**Aim of the exercise**
Restate the listing that follows word for word, without its pictures.

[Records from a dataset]

****************

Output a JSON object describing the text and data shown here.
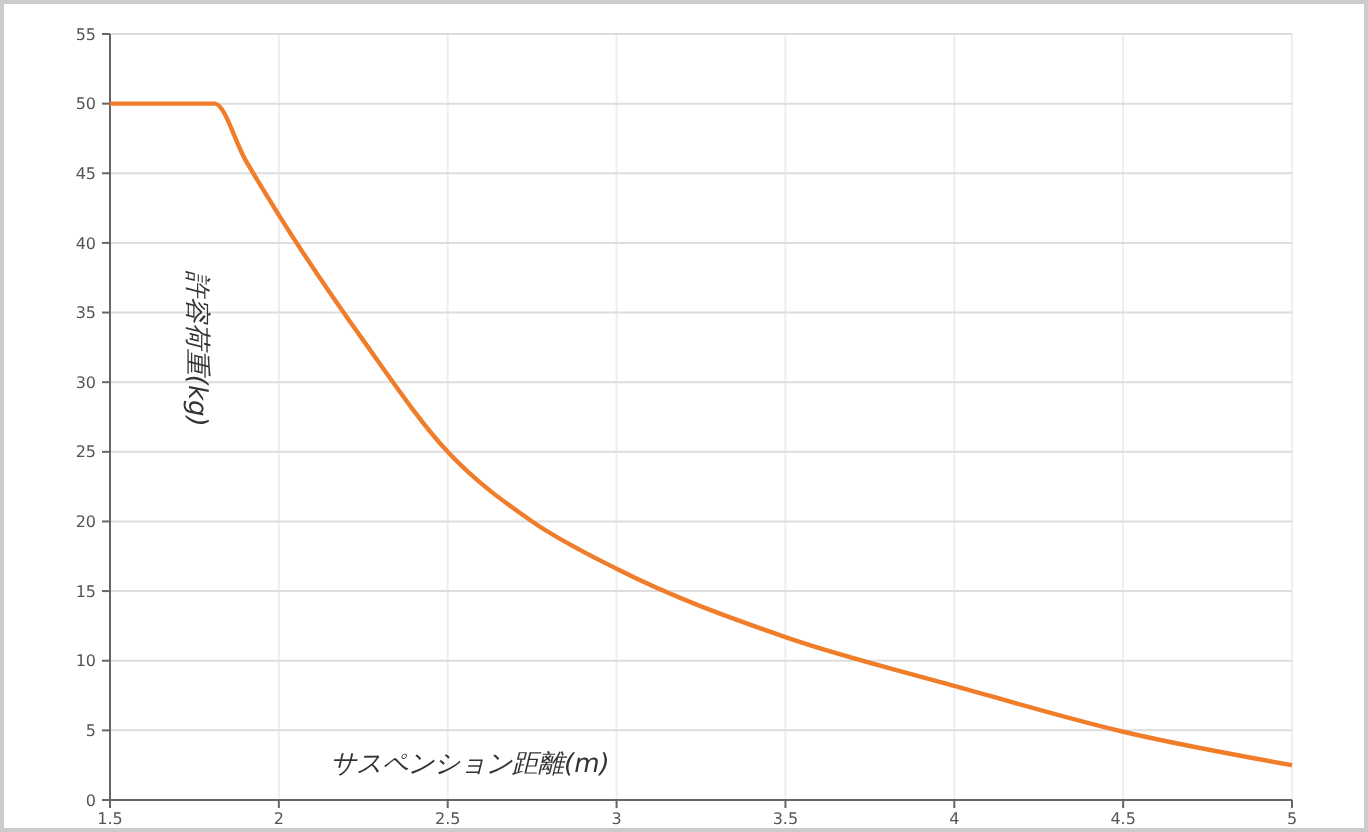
{
  "chart_data": {
    "type": "line",
    "xlabel": "サスペンション距離(m)",
    "ylabel": "許容荷重(kg)",
    "x": [
      1.5,
      1.81,
      1.9,
      2.0,
      2.25,
      2.5,
      2.75,
      3.0,
      3.5,
      4.0,
      4.5,
      5.0
    ],
    "series": [
      {
        "color": "#f07d2a",
        "values": [
          50,
          50,
          46,
          42,
          33,
          25,
          20,
          16.6,
          11.7,
          8.2,
          4.9,
          2.5
        ]
      }
    ],
    "xlim": [
      1.5,
      5
    ],
    "xticks": [
      1.5,
      2,
      2.5,
      3,
      3.5,
      4,
      4.5,
      5
    ],
    "ylim": [
      0,
      55
    ],
    "yticks": [
      0,
      5,
      10,
      15,
      20,
      25,
      30,
      35,
      40,
      45,
      50,
      55
    ],
    "grid": true,
    "marker": "none",
    "line_style": "solid"
  }
}
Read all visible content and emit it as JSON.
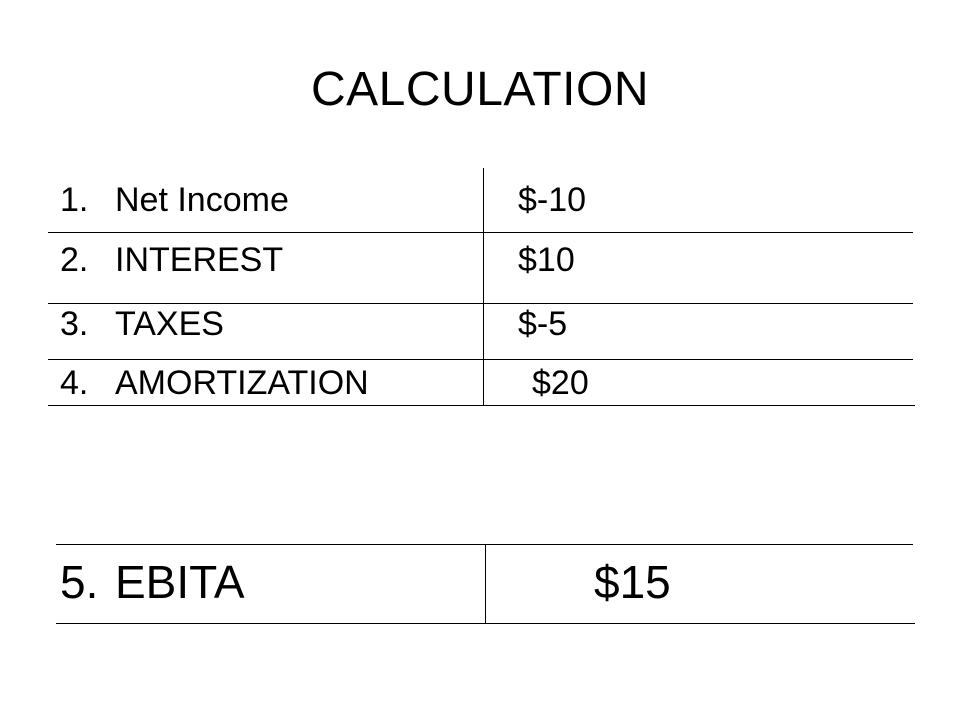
{
  "title": "CALCULATION",
  "items": [
    {
      "number": "1.",
      "label": "Net Income",
      "value": "$-10"
    },
    {
      "number": "2.",
      "label": "INTEREST",
      "value": "$10"
    },
    {
      "number": "3.",
      "label": "TAXES",
      "value": "$-5"
    },
    {
      "number": "4.",
      "label": "AMORTIZATION",
      "value": "$20"
    }
  ],
  "result": {
    "number": "5.",
    "label": "EBITA",
    "value": "$15"
  }
}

****************

**The completed task**
Output a JSON object describing the text and data shown here.
{
  "chart_data": {
    "type": "line",
    "xlabel": "サスペンション距離(m)",
    "ylabel": "許容荷重(kg)",
    "x": [
      1.5,
      1.81,
      1.9,
      2.0,
      2.25,
      2.5,
      2.75,
      3.0,
      3.5,
      4.0,
      4.5,
      5.0
    ],
    "series": [
      {
        "color": "#f07d2a",
        "values": [
          50,
          50,
          46,
          42,
          33,
          25,
          20,
          16.6,
          11.7,
          8.2,
          4.9,
          2.5
        ]
      }
    ],
    "xlim": [
      1.5,
      5
    ],
    "xticks": [
      1.5,
      2,
      2.5,
      3,
      3.5,
      4,
      4.5,
      5
    ],
    "ylim": [
      0,
      55
    ],
    "yticks": [
      0,
      5,
      10,
      15,
      20,
      25,
      30,
      35,
      40,
      45,
      50,
      55
    ],
    "grid": true,
    "marker": "none",
    "line_style": "solid"
  }
}
Read all visible content and emit it as JSON.
{
  "title": "CALCULATION",
  "items": [
    {
      "number": "1.",
      "label": "Net Income",
      "value": "$-10"
    },
    {
      "number": "2.",
      "label": "INTEREST",
      "value": "$10"
    },
    {
      "number": "3.",
      "label": "TAXES",
      "value": "$-5"
    },
    {
      "number": "4.",
      "label": "AMORTIZATION",
      "value": "$20"
    }
  ],
  "result": {
    "number": "5.",
    "label": "EBITA",
    "value": "$15"
  }
}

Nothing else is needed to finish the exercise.